Excerpt provided –
▽

That may help explain why the church has only 130 or so followers in the U.S., despite the drug trips at the center of its rituals. But the federal government does not want to take the chance that Uniao do Vegetal, a synthesis of Christianity and indigenous South American beliefs that originated in Brazil, will do for ayahuasca what Timothy Leary did for LSD.
So in 1999, after intercepting a shipment of ayahuasca extract bound for Uniao do Vegetal's U.S. headquarters in Santa Fe, customs agents searched the home of the group's president, Jeffrey Bronfman, and seized 30 gallons of the tea. In a case the U.S. Supreme Court recently agreed to hear, the group's members are demanding that the government stop harassing them and start respecting their religious practices.
The Customs Service and the Drug Enforcement Administration say ayahuasca is illegal because it contains dimethyltryptamine (DMT), which is banned by the Controlled Substances Act. Uniao do Vegetal members say their use of ayahuasca is protected by the Religious Freedom Restoration Act (RFRA), which prohibits the government from imposing a "substantial burden" on the free exercise of religion unless it is "the least restrictive means of furthering [a] compelling governmental interest."
In 2002 a federal judge, concluding that Uniao do Vegetal was likely to win this argument, issued a preliminary injunction barring the government from interfering with the church's rites. A three-judge panel of the U.S. Court of Appeals for the 10th Circuit upheld the injunction in 2003, and last year the full appeals court concurred.

△

Your task – Rewrite the passage on the Uniao do Vegetal ayahuasca case, starting with "So in 1999, after" and going on through "their religious practices.", replacing "shipment" with "consignment".

Supplied entries –
▽

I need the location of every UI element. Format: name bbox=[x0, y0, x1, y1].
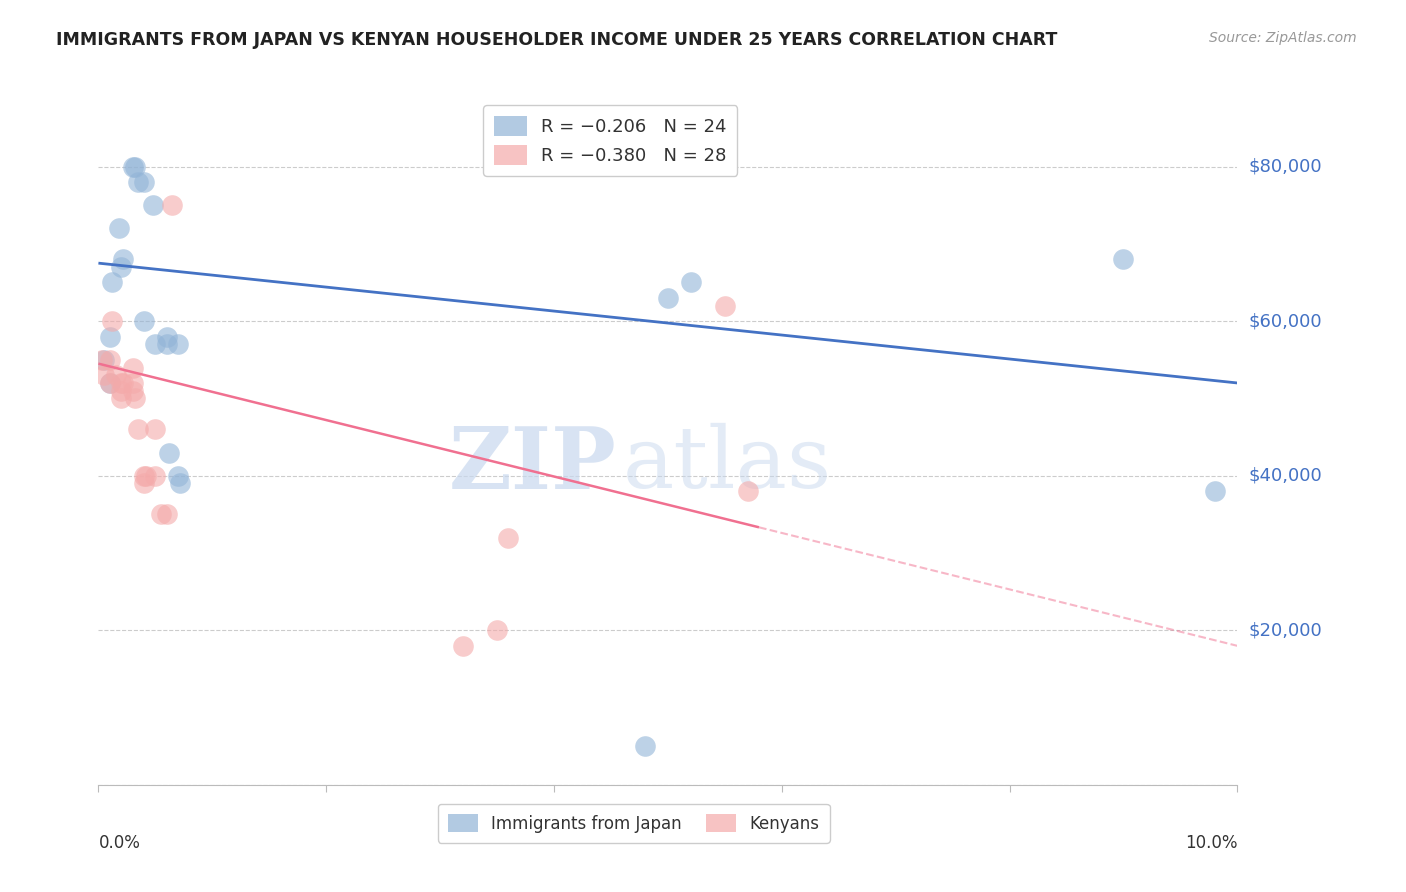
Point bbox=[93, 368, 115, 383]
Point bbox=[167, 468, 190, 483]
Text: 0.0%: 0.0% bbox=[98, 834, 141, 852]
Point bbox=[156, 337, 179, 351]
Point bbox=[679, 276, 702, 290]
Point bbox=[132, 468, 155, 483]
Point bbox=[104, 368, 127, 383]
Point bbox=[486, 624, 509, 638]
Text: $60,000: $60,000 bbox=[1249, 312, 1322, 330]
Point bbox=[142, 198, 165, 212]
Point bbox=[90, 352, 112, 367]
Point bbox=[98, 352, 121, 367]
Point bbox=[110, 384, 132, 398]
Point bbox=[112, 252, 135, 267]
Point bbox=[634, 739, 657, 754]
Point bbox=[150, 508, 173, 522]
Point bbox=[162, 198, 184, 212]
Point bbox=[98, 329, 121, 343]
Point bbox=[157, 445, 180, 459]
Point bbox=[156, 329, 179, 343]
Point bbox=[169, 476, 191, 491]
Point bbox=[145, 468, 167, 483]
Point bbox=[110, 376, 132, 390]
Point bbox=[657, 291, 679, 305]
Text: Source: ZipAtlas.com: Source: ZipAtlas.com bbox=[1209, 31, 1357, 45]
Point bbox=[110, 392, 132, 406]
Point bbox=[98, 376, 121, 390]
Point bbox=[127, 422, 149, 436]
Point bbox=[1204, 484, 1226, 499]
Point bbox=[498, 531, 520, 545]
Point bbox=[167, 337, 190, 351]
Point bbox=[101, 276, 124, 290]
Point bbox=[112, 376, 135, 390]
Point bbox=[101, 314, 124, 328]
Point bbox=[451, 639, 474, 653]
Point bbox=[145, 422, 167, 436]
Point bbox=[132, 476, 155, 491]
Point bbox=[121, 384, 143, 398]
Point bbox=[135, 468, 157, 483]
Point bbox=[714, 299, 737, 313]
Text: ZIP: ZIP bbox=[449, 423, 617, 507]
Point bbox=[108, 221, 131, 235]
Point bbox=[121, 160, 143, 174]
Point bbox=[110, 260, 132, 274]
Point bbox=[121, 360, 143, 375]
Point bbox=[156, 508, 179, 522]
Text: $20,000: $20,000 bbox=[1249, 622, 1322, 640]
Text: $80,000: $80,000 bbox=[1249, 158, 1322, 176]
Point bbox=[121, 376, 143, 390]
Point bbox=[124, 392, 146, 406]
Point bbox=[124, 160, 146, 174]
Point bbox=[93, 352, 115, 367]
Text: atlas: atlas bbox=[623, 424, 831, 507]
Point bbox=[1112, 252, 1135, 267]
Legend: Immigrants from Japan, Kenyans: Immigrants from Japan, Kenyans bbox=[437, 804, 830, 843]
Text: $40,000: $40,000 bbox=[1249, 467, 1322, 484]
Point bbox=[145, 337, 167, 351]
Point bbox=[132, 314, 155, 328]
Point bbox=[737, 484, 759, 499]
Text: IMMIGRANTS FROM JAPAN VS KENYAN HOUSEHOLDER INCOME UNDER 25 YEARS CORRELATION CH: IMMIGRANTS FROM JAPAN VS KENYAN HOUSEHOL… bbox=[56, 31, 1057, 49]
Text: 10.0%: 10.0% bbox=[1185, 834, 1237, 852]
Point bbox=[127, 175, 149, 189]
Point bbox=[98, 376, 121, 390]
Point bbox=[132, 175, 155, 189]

△

Result of this task –
So in 1999, after intercepting a consignment of ayahuasca extract bound for Uniao do Vegetal's U.S. headquarters in Santa Fe, customs agents searched the home of the group's president, Jeffrey Bronfman, and seized 30 gallons of the tea. In a case the U.S. Supreme Court recently agreed to hear, the group's members are demanding that the government stop harassing them and start respecting their religious practices.